--- What the task requires ---
From the listing below, extract each line containing the string "this".

Recorded data:
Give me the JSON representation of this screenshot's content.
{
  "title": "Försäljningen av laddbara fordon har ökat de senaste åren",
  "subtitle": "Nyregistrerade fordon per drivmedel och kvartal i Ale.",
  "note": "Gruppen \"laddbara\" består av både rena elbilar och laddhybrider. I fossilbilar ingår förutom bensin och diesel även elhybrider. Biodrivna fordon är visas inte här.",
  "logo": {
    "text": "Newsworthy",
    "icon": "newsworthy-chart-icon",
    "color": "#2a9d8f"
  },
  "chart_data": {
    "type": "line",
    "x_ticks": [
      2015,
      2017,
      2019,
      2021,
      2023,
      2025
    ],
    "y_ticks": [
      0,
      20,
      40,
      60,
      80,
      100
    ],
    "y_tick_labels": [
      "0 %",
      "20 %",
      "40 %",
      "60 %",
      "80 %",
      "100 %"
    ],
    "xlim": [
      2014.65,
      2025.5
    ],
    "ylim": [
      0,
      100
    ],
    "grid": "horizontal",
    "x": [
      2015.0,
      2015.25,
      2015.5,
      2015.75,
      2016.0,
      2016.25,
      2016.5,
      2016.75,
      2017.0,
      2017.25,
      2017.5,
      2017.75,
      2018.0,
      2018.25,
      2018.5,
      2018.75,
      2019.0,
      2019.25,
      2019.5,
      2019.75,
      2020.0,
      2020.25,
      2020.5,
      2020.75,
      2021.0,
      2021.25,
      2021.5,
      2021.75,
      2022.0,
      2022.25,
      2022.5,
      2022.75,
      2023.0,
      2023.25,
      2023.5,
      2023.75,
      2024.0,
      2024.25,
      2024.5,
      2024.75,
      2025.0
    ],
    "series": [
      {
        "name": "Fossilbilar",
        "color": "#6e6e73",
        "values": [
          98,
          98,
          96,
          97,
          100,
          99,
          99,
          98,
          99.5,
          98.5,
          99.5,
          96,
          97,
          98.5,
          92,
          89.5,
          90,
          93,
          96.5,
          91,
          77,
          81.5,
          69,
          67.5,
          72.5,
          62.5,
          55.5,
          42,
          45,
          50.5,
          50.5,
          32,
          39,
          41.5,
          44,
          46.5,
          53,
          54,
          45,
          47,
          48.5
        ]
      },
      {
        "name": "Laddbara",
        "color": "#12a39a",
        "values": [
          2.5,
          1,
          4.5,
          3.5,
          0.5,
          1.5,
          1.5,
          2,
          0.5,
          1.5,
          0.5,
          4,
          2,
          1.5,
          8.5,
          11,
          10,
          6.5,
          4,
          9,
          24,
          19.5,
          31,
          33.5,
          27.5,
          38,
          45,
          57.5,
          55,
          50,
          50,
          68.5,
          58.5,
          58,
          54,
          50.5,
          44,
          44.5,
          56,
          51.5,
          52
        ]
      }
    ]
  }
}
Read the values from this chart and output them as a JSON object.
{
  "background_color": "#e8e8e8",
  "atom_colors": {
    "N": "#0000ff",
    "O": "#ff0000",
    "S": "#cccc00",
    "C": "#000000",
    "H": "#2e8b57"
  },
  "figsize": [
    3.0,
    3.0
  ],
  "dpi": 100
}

--- Completed exercise ---
Give me the JSON representation of this screenshot's content.
Read the values from this chart and output them as a JSON object.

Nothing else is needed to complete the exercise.